Quote:
Originally Posted by strongmanmike
Well it looks to me Robbo like something was doing burnouts and doughnuts around this galaxy and has whipped the arms into threads...perhaps the little companion galaxy is the culprit?
Mike
|
Sounds like the revhead theory of spiral arm formation!
This is a
very strange galaxy, in its way, as the question can be asked "why aren't there
bright spiral arms in its outer regions, like there are in other spiral galaxies?" Why no bright arms? Perhaps there will be some bright arms, sometime in the future?
Take a look at the following image, which overlays the gas distribution in the outer region of this galaxy with the thin & knotty spiral arms that are seen both in your image and in the GALEX image.
(the cold gas, invisible to the eye, is displayed as green, and the Galex ultraviolet image is displayed as blue)

■ ■ ■ ■ ■

# Problems to solve
a) In the galaxy forum post, list every question that ends in a question mark in the reply that follows the quoted message.
b) Reproduce the galaxy forum post from "Take a look" to "the GALEX image.".
c) Write the next part of the galaxy forum post, picking up after its final sentence.

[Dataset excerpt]
■ ■ ■ ■ ■

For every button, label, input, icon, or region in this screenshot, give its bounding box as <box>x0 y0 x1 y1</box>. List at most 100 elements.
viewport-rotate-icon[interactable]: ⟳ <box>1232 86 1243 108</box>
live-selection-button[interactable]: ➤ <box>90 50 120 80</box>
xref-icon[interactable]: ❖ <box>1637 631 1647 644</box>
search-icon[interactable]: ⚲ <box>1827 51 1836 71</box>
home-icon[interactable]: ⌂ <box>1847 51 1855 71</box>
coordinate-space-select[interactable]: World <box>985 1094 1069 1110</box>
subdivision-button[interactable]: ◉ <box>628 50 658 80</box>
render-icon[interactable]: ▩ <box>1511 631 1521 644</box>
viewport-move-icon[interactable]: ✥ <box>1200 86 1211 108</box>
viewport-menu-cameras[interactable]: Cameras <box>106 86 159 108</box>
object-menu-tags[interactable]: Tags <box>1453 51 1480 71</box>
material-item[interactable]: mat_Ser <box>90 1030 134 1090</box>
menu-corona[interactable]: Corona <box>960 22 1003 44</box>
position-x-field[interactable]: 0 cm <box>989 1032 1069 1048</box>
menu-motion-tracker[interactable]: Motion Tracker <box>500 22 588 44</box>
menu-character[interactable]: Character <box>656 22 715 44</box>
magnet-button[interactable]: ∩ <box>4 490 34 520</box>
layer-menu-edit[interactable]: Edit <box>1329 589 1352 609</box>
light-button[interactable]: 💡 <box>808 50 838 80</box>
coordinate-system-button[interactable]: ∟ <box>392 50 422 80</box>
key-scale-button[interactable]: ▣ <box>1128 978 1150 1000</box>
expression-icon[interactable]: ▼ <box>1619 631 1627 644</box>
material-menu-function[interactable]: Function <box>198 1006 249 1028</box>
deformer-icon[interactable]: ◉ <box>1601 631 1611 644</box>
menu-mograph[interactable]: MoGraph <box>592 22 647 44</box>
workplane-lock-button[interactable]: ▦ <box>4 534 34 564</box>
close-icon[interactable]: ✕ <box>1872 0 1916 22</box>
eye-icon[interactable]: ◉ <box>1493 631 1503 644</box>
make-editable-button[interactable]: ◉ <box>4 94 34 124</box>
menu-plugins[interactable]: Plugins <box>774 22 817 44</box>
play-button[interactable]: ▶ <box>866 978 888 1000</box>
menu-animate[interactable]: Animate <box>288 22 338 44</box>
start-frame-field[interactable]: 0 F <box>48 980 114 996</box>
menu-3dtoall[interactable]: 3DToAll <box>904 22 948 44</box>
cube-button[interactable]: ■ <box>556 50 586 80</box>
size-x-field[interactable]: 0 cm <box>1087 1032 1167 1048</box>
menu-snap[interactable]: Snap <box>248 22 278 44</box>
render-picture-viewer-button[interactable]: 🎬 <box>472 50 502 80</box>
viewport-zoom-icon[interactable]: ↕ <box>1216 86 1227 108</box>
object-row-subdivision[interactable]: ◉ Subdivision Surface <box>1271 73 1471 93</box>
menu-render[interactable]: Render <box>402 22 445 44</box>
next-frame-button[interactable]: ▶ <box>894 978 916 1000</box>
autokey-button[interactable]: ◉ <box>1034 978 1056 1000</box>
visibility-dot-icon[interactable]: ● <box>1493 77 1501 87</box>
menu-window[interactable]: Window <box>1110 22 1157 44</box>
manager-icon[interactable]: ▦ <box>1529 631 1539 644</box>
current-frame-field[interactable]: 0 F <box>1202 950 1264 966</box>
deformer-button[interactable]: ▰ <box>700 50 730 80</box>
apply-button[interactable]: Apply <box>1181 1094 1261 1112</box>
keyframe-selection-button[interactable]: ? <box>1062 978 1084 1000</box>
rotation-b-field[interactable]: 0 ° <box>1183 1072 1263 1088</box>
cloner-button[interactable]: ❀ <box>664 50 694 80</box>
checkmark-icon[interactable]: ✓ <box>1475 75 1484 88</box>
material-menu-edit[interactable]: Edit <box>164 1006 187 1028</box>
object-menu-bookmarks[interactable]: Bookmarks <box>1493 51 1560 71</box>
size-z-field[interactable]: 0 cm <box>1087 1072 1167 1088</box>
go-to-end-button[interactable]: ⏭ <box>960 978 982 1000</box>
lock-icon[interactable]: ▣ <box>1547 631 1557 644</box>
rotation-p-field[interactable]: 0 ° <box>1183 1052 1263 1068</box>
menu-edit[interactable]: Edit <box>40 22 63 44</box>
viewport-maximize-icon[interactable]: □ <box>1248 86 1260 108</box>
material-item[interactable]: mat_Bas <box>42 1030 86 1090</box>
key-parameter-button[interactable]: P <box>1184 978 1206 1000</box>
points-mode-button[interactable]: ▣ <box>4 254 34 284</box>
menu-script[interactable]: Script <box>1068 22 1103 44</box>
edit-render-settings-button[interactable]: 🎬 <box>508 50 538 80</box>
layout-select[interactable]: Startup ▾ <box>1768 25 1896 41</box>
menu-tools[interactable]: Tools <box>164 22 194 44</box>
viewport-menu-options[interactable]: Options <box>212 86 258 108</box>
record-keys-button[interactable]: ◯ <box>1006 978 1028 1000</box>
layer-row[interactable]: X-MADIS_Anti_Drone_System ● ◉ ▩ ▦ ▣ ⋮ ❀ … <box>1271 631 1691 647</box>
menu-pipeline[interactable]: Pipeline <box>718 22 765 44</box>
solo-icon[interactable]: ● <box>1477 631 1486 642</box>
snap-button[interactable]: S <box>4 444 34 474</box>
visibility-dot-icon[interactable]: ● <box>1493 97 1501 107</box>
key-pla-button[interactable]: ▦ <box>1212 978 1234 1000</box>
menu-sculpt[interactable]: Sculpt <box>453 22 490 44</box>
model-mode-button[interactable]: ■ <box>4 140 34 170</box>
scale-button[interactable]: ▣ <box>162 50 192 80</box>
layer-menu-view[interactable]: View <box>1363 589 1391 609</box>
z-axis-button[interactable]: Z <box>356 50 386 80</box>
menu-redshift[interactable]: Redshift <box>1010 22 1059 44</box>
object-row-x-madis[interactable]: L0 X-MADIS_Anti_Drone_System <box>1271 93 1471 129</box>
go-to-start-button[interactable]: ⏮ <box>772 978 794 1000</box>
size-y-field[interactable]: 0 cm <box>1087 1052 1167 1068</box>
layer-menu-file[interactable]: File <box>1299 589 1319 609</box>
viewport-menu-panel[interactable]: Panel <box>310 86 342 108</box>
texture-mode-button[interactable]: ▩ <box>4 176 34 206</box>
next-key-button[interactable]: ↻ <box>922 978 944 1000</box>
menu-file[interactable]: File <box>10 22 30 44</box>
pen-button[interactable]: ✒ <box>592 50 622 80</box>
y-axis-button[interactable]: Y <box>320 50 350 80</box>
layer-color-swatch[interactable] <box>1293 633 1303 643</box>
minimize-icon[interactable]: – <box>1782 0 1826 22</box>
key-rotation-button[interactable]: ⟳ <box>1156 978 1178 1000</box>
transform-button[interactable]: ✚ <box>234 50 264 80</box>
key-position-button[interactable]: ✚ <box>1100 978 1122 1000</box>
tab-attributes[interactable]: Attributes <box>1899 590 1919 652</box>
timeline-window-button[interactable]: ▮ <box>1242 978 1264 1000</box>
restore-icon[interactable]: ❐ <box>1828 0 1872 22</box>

■ ■ ■ ■ ■

# Outputs
a)
- "why aren't there bright spiral arms in its outer regions, like there are in other spiral galaxies?"
- "Why no bright arms?"
- "Perhaps there will be some bright arms, sometime in the future?"

b)
Take a look at the following image, which overlays the gas distribution in the outer region of this galaxy with the thin & knotty spiral arms that are seen both in your image and in the GALEX image.

c)
As you can see, the HI gas (the cold atomic hydrogen gas) forms a sort of "super-sized" spiral that
surrounds the visually bright part of this galaxy (the
bright part of this galaxy is composed of the ring that surrounds the bar, plus the bar that is inside the ring.).
The interstellar gas in this galaxy extends to many times the radius of the prominent and bright ring structure, which shows that this galaxy extends a long way further out than we think it does.
However, the distribution of
stars (as traced by visible light) seems to be very concentrated and bright only till we reach the outside edge of the bright ring structure..... and then the
surface brightness suddenly drops drastically outside of this ring structure.
So we have here a galaxy which has
formed plenty of stars in its inner part, up to the radius of the bright ring,
but which has formed hardly any stars outside of this ring.
(well, there do exist the thin arms outside of the bright ring, but this is hardly a grand and bright spiral structure)
Given that the gas in this galaxy is distributed in a spiral, and that the thin and knotty outer spiral arms seem to be forming in the places where this spiralling gas is the most dense, it would seem that the cause of the thin knotty arms in the outermost regions
must be connected with the spiral-like structure that is seen in the underlying gas
( you can't form the stars in spiral arms without having dense gas existing there in the first place, as a raw material for the star formation process.)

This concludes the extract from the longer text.